What you should do: Search the material below for the word "this". Copy every line that has it.

Record extracts:
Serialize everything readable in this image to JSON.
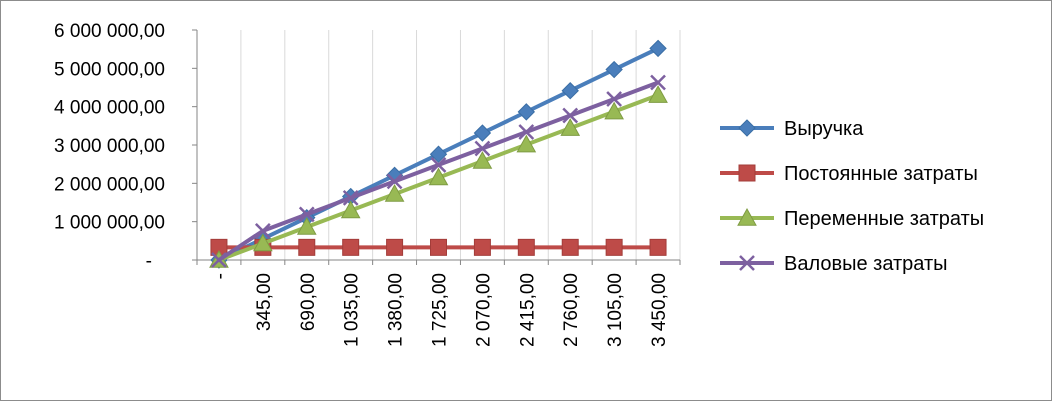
{
  "chart_data": {
    "type": "line",
    "categories": [
      "-",
      "345,00",
      "690,00",
      "1 035,00",
      "1 380,00",
      "1 725,00",
      "2 070,00",
      "2 415,00",
      "2 760,00",
      "3 105,00",
      "3 450,00"
    ],
    "x": [
      0,
      345,
      690,
      1035,
      1380,
      1725,
      2070,
      2415,
      2760,
      3105,
      3450
    ],
    "ylim": [
      0,
      6000000
    ],
    "y_ticks": [
      {
        "value": 0,
        "label": "-"
      },
      {
        "value": 1000000,
        "label": "1 000 000,00"
      },
      {
        "value": 2000000,
        "label": "2 000 000,00"
      },
      {
        "value": 3000000,
        "label": "3 000 000,00"
      },
      {
        "value": 4000000,
        "label": "4 000 000,00"
      },
      {
        "value": 5000000,
        "label": "5 000 000,00"
      },
      {
        "value": 6000000,
        "label": "6 000 000,00"
      }
    ],
    "grid": {
      "horizontal": false,
      "vertical": true
    },
    "legend_position": "right",
    "series": [
      {
        "name": "Выручка",
        "color": "#4a7ebb",
        "marker": "diamond",
        "values": [
          0,
          552000,
          1104000,
          1656000,
          2208000,
          2760000,
          3312000,
          3864000,
          4416000,
          4968000,
          5520000
        ]
      },
      {
        "name": "Постоянные затраты",
        "color": "#be4b48",
        "marker": "square",
        "values": [
          330000,
          330000,
          330000,
          330000,
          330000,
          330000,
          330000,
          330000,
          330000,
          330000,
          330000
        ]
      },
      {
        "name": "Переменные затраты",
        "color": "#98b954",
        "marker": "triangle",
        "values": [
          0,
          430000,
          860000,
          1290000,
          1720000,
          2150000,
          2580000,
          3010000,
          3440000,
          3870000,
          4300000
        ]
      },
      {
        "name": "Валовые затраты",
        "color": "#7d60a0",
        "marker": "x",
        "values": [
          0,
          760000,
          1190000,
          1620000,
          2050000,
          2480000,
          2910000,
          3340000,
          3770000,
          4200000,
          4630000
        ]
      }
    ]
  }
}
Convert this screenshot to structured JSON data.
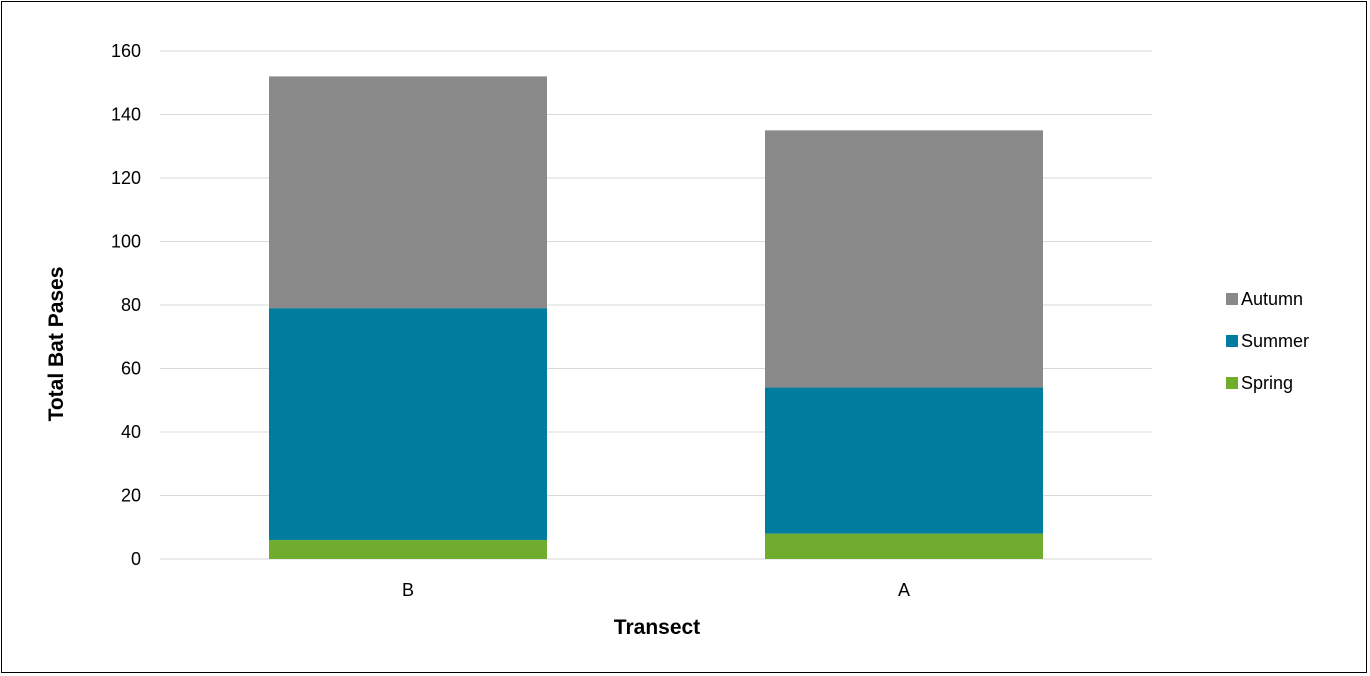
{
  "chart_data": {
    "type": "bar",
    "stacked": true,
    "categories": [
      "B",
      "A"
    ],
    "series": [
      {
        "name": "Spring",
        "values": [
          6,
          8
        ],
        "color": "#70ad2f"
      },
      {
        "name": "Summer",
        "values": [
          73,
          46
        ],
        "color": "#007c9f"
      },
      {
        "name": "Autumn",
        "values": [
          73,
          81
        ],
        "color": "#898989"
      }
    ],
    "title": "",
    "xlabel": "Transect",
    "ylabel": "Total Bat Pases",
    "ylim": [
      0,
      160
    ],
    "yticks": [
      0,
      20,
      40,
      60,
      80,
      100,
      120,
      140,
      160
    ],
    "grid": true,
    "legend_position": "right",
    "legend_order": [
      "Autumn",
      "Summer",
      "Spring"
    ],
    "gridline_color": "#d9d9d9"
  }
}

Exercise answer:
Serialize everything readable in this image to JSON.
Convert this screenshot to structured JSON data.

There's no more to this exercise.